[Start Provided information]
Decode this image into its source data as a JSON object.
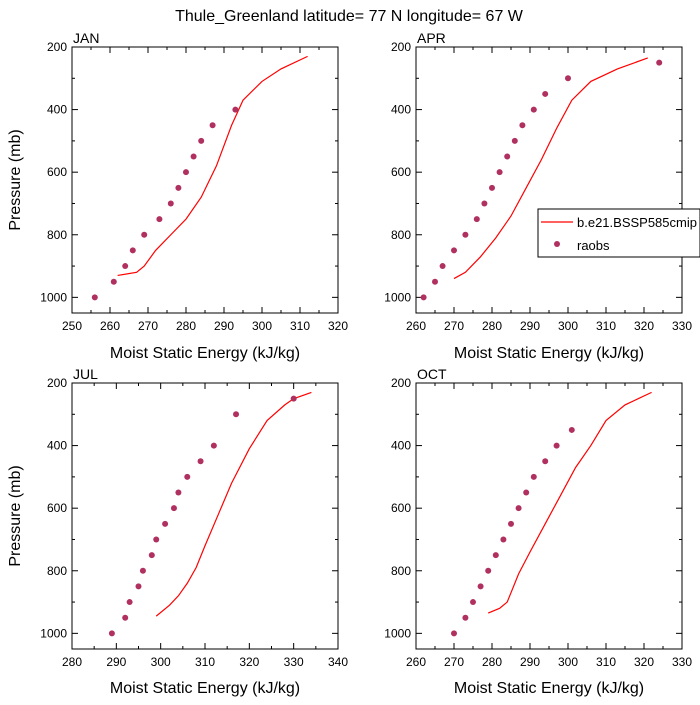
{
  "title": "Thule_Greenland  latitude= 77 N longitude= 67 W",
  "colors": {
    "model": "#ff0000",
    "obs": "#b03060"
  },
  "legend": {
    "model_label": "b.e21.BSSP585cmip",
    "obs_label": "raobs"
  },
  "chart_data": [
    {
      "type": "line",
      "panel_label": "JAN",
      "xlabel": "Moist Static Energy (kJ/kg)",
      "ylabel": "Pressure (mb)",
      "xlim": [
        250,
        320
      ],
      "ylim": [
        1050,
        200
      ],
      "xticks": [
        250,
        260,
        270,
        280,
        290,
        300,
        310,
        320
      ],
      "yticks": [
        200,
        400,
        600,
        800,
        1000
      ],
      "series": [
        {
          "name": "b.e21.BSSP585cmip",
          "kind": "line",
          "x": [
            262,
            267,
            269,
            272,
            276,
            280,
            284,
            288,
            292,
            295,
            300,
            305,
            312
          ],
          "y": [
            930,
            920,
            900,
            850,
            800,
            750,
            680,
            580,
            450,
            370,
            310,
            270,
            230
          ]
        },
        {
          "name": "raobs",
          "kind": "points",
          "x": [
            256,
            261,
            264,
            266,
            269,
            273,
            276,
            278,
            280,
            282,
            284,
            287,
            293
          ],
          "y": [
            1000,
            950,
            900,
            850,
            800,
            750,
            700,
            650,
            600,
            550,
            500,
            450,
            400
          ]
        }
      ]
    },
    {
      "type": "line",
      "panel_label": "APR",
      "xlabel": "Moist Static Energy (kJ/kg)",
      "ylabel": "",
      "xlim": [
        260,
        330
      ],
      "ylim": [
        1050,
        200
      ],
      "xticks": [
        260,
        270,
        280,
        290,
        300,
        310,
        320,
        330
      ],
      "yticks": [
        200,
        400,
        600,
        800,
        1000
      ],
      "legend": "inside-right",
      "series": [
        {
          "name": "b.e21.BSSP585cmip",
          "kind": "line",
          "x": [
            270,
            273,
            277,
            281,
            285,
            289,
            293,
            297,
            301,
            306,
            313,
            321
          ],
          "y": [
            940,
            920,
            870,
            810,
            740,
            650,
            560,
            460,
            370,
            310,
            270,
            235
          ]
        },
        {
          "name": "raobs",
          "kind": "points",
          "x": [
            262,
            265,
            267,
            270,
            273,
            276,
            278,
            280,
            282,
            284,
            286,
            288,
            291,
            294,
            300,
            324
          ],
          "y": [
            1000,
            950,
            900,
            850,
            800,
            750,
            700,
            650,
            600,
            550,
            500,
            450,
            400,
            350,
            300,
            250
          ]
        }
      ]
    },
    {
      "type": "line",
      "panel_label": "JUL",
      "xlabel": "Moist Static Energy (kJ/kg)",
      "ylabel": "Pressure (mb)",
      "xlim": [
        280,
        340
      ],
      "ylim": [
        1050,
        200
      ],
      "xticks": [
        280,
        290,
        300,
        310,
        320,
        330,
        340
      ],
      "yticks": [
        200,
        400,
        600,
        800,
        1000
      ],
      "series": [
        {
          "name": "b.e21.BSSP585cmip",
          "kind": "line",
          "x": [
            299,
            302,
            304,
            306,
            308,
            310,
            313,
            316,
            320,
            324,
            328,
            330,
            334
          ],
          "y": [
            945,
            910,
            880,
            840,
            790,
            720,
            620,
            520,
            410,
            320,
            270,
            250,
            230
          ]
        },
        {
          "name": "raobs",
          "kind": "points",
          "x": [
            289,
            292,
            293,
            295,
            296,
            298,
            299,
            301,
            303,
            304,
            306,
            309,
            312,
            317,
            330
          ],
          "y": [
            1000,
            950,
            900,
            850,
            800,
            750,
            700,
            650,
            600,
            550,
            500,
            450,
            400,
            300,
            250
          ]
        }
      ]
    },
    {
      "type": "line",
      "panel_label": "OCT",
      "xlabel": "Moist Static Energy (kJ/kg)",
      "ylabel": "",
      "xlim": [
        260,
        330
      ],
      "ylim": [
        1050,
        200
      ],
      "xticks": [
        260,
        270,
        280,
        290,
        300,
        310,
        320,
        330
      ],
      "yticks": [
        200,
        400,
        600,
        800,
        1000
      ],
      "series": [
        {
          "name": "b.e21.BSSP585cmip",
          "kind": "line",
          "x": [
            279,
            282,
            284,
            285,
            287,
            290,
            294,
            298,
            302,
            306,
            310,
            315,
            322
          ],
          "y": [
            935,
            920,
            900,
            870,
            810,
            740,
            650,
            560,
            470,
            400,
            320,
            270,
            230
          ]
        },
        {
          "name": "raobs",
          "kind": "points",
          "x": [
            270,
            273,
            275,
            277,
            279,
            281,
            283,
            285,
            287,
            289,
            291,
            294,
            297,
            301
          ],
          "y": [
            1000,
            950,
            900,
            850,
            800,
            750,
            700,
            650,
            600,
            550,
            500,
            450,
            400,
            350
          ]
        }
      ]
    }
  ]
}
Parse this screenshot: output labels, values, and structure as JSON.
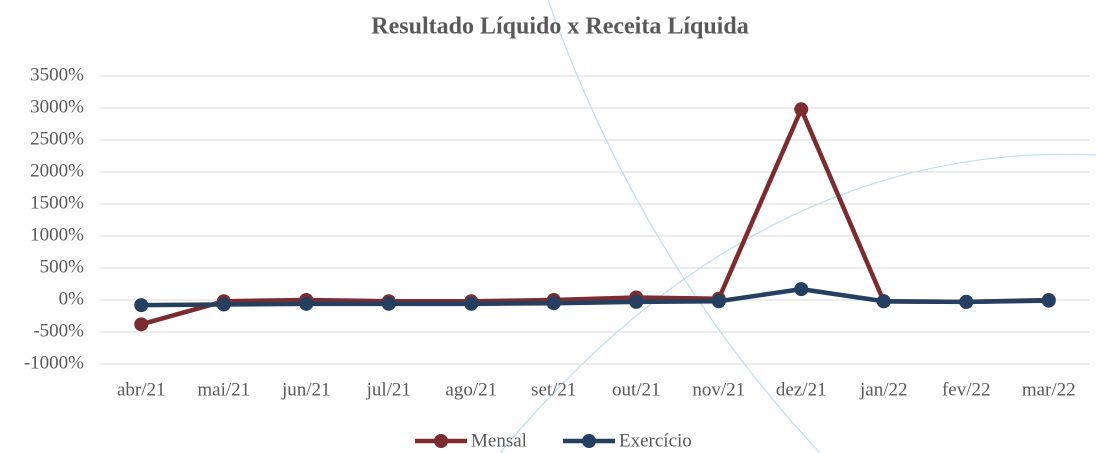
{
  "chart_data": {
    "type": "line",
    "title": "Resultado Líquido x Receita Líquida",
    "categories": [
      "abr/21",
      "mai/21",
      "jun/21",
      "jul/21",
      "ago/21",
      "set/21",
      "out/21",
      "nov/21",
      "dez/21",
      "jan/22",
      "fev/22",
      "mar/22"
    ],
    "series": [
      {
        "name": "Mensal",
        "color": "#7b2c2f",
        "values": [
          -380,
          -20,
          0,
          -20,
          -20,
          0,
          40,
          20,
          2980,
          -20,
          -30,
          0
        ]
      },
      {
        "name": "Exercício",
        "color": "#243f60",
        "values": [
          -80,
          -70,
          -60,
          -60,
          -60,
          -50,
          -30,
          -20,
          170,
          -20,
          -30,
          -10
        ]
      }
    ],
    "ylim": [
      -1000,
      3500
    ],
    "yticks": [
      {
        "value": -1000,
        "label": "-1000%"
      },
      {
        "value": -500,
        "label": "-500%"
      },
      {
        "value": 0,
        "label": "0%"
      },
      {
        "value": 500,
        "label": "500%"
      },
      {
        "value": 1000,
        "label": "1000%"
      },
      {
        "value": 1500,
        "label": "1500%"
      },
      {
        "value": 2000,
        "label": "2000%"
      },
      {
        "value": 2500,
        "label": "2500%"
      },
      {
        "value": 3000,
        "label": "3000%"
      },
      {
        "value": 3500,
        "label": "3500%"
      }
    ],
    "grid": true,
    "legend": "bottom"
  }
}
[End Provided information]
Without the pictures, repeat the listing above exactly.

Decode this image into its source data as a JSON object.
{
  "title": "Thule_Greenland  latitude= 77 N longitude= 67 W",
  "colors": {
    "model": "#ff0000",
    "obs": "#b03060"
  },
  "legend": {
    "model_label": "b.e21.BSSP585cmip",
    "obs_label": "raobs"
  },
  "chart_data": [
    {
      "type": "line",
      "panel_label": "JAN",
      "xlabel": "Moist Static Energy (kJ/kg)",
      "ylabel": "Pressure (mb)",
      "xlim": [
        250,
        320
      ],
      "ylim": [
        1050,
        200
      ],
      "xticks": [
        250,
        260,
        270,
        280,
        290,
        300,
        310,
        320
      ],
      "yticks": [
        200,
        400,
        600,
        800,
        1000
      ],
      "series": [
        {
          "name": "b.e21.BSSP585cmip",
          "kind": "line",
          "x": [
            262,
            267,
            269,
            272,
            276,
            280,
            284,
            288,
            292,
            295,
            300,
            305,
            312
          ],
          "y": [
            930,
            920,
            900,
            850,
            800,
            750,
            680,
            580,
            450,
            370,
            310,
            270,
            230
          ]
        },
        {
          "name": "raobs",
          "kind": "points",
          "x": [
            256,
            261,
            264,
            266,
            269,
            273,
            276,
            278,
            280,
            282,
            284,
            287,
            293
          ],
          "y": [
            1000,
            950,
            900,
            850,
            800,
            750,
            700,
            650,
            600,
            550,
            500,
            450,
            400
          ]
        }
      ]
    },
    {
      "type": "line",
      "panel_label": "APR",
      "xlabel": "Moist Static Energy (kJ/kg)",
      "ylabel": "",
      "xlim": [
        260,
        330
      ],
      "ylim": [
        1050,
        200
      ],
      "xticks": [
        260,
        270,
        280,
        290,
        300,
        310,
        320,
        330
      ],
      "yticks": [
        200,
        400,
        600,
        800,
        1000
      ],
      "legend": "inside-right",
      "series": [
        {
          "name": "b.e21.BSSP585cmip",
          "kind": "line",
          "x": [
            270,
            273,
            277,
            281,
            285,
            289,
            293,
            297,
            301,
            306,
            313,
            321
          ],
          "y": [
            940,
            920,
            870,
            810,
            740,
            650,
            560,
            460,
            370,
            310,
            270,
            235
          ]
        },
        {
          "name": "raobs",
          "kind": "points",
          "x": [
            262,
            265,
            267,
            270,
            273,
            276,
            278,
            280,
            282,
            284,
            286,
            288,
            291,
            294,
            300,
            324
          ],
          "y": [
            1000,
            950,
            900,
            850,
            800,
            750,
            700,
            650,
            600,
            550,
            500,
            450,
            400,
            350,
            300,
            250
          ]
        }
      ]
    },
    {
      "type": "line",
      "panel_label": "JUL",
      "xlabel": "Moist Static Energy (kJ/kg)",
      "ylabel": "Pressure (mb)",
      "xlim": [
        280,
        340
      ],
      "ylim": [
        1050,
        200
      ],
      "xticks": [
        280,
        290,
        300,
        310,
        320,
        330,
        340
      ],
      "yticks": [
        200,
        400,
        600,
        800,
        1000
      ],
      "series": [
        {
          "name": "b.e21.BSSP585cmip",
          "kind": "line",
          "x": [
            299,
            302,
            304,
            306,
            308,
            310,
            313,
            316,
            320,
            324,
            328,
            330,
            334
          ],
          "y": [
            945,
            910,
            880,
            840,
            790,
            720,
            620,
            520,
            410,
            320,
            270,
            250,
            230
          ]
        },
        {
          "name": "raobs",
          "kind": "points",
          "x": [
            289,
            292,
            293,
            295,
            296,
            298,
            299,
            301,
            303,
            304,
            306,
            309,
            312,
            317,
            330
          ],
          "y": [
            1000,
            950,
            900,
            850,
            800,
            750,
            700,
            650,
            600,
            550,
            500,
            450,
            400,
            300,
            250
          ]
        }
      ]
    },
    {
      "type": "line",
      "panel_label": "OCT",
      "xlabel": "Moist Static Energy (kJ/kg)",
      "ylabel": "",
      "xlim": [
        260,
        330
      ],
      "ylim": [
        1050,
        200
      ],
      "xticks": [
        260,
        270,
        280,
        290,
        300,
        310,
        320,
        330
      ],
      "yticks": [
        200,
        400,
        600,
        800,
        1000
      ],
      "series": [
        {
          "name": "b.e21.BSSP585cmip",
          "kind": "line",
          "x": [
            279,
            282,
            284,
            285,
            287,
            290,
            294,
            298,
            302,
            306,
            310,
            315,
            322
          ],
          "y": [
            935,
            920,
            900,
            870,
            810,
            740,
            650,
            560,
            470,
            400,
            320,
            270,
            230
          ]
        },
        {
          "name": "raobs",
          "kind": "points",
          "x": [
            270,
            273,
            275,
            277,
            279,
            281,
            283,
            285,
            287,
            289,
            291,
            294,
            297,
            301
          ],
          "y": [
            1000,
            950,
            900,
            850,
            800,
            750,
            700,
            650,
            600,
            550,
            500,
            450,
            400,
            350
          ]
        }
      ]
    }
  ]
}
Parse this screenshot: output labels, values, and structure as JSON.
{
  "chart_data": {
    "type": "line",
    "title": "Resultado Líquido x Receita Líquida",
    "categories": [
      "abr/21",
      "mai/21",
      "jun/21",
      "jul/21",
      "ago/21",
      "set/21",
      "out/21",
      "nov/21",
      "dez/21",
      "jan/22",
      "fev/22",
      "mar/22"
    ],
    "series": [
      {
        "name": "Mensal",
        "color": "#7b2c2f",
        "values": [
          -380,
          -20,
          0,
          -20,
          -20,
          0,
          40,
          20,
          2980,
          -20,
          -30,
          0
        ]
      },
      {
        "name": "Exercício",
        "color": "#243f60",
        "values": [
          -80,
          -70,
          -60,
          -60,
          -60,
          -50,
          -30,
          -20,
          170,
          -20,
          -30,
          -10
        ]
      }
    ],
    "ylim": [
      -1000,
      3500
    ],
    "yticks": [
      {
        "value": -1000,
        "label": "-1000%"
      },
      {
        "value": -500,
        "label": "-500%"
      },
      {
        "value": 0,
        "label": "0%"
      },
      {
        "value": 500,
        "label": "500%"
      },
      {
        "value": 1000,
        "label": "1000%"
      },
      {
        "value": 1500,
        "label": "1500%"
      },
      {
        "value": 2000,
        "label": "2000%"
      },
      {
        "value": 2500,
        "label": "2500%"
      },
      {
        "value": 3000,
        "label": "3000%"
      },
      {
        "value": 3500,
        "label": "3500%"
      }
    ],
    "grid": true,
    "legend": "bottom"
  }
}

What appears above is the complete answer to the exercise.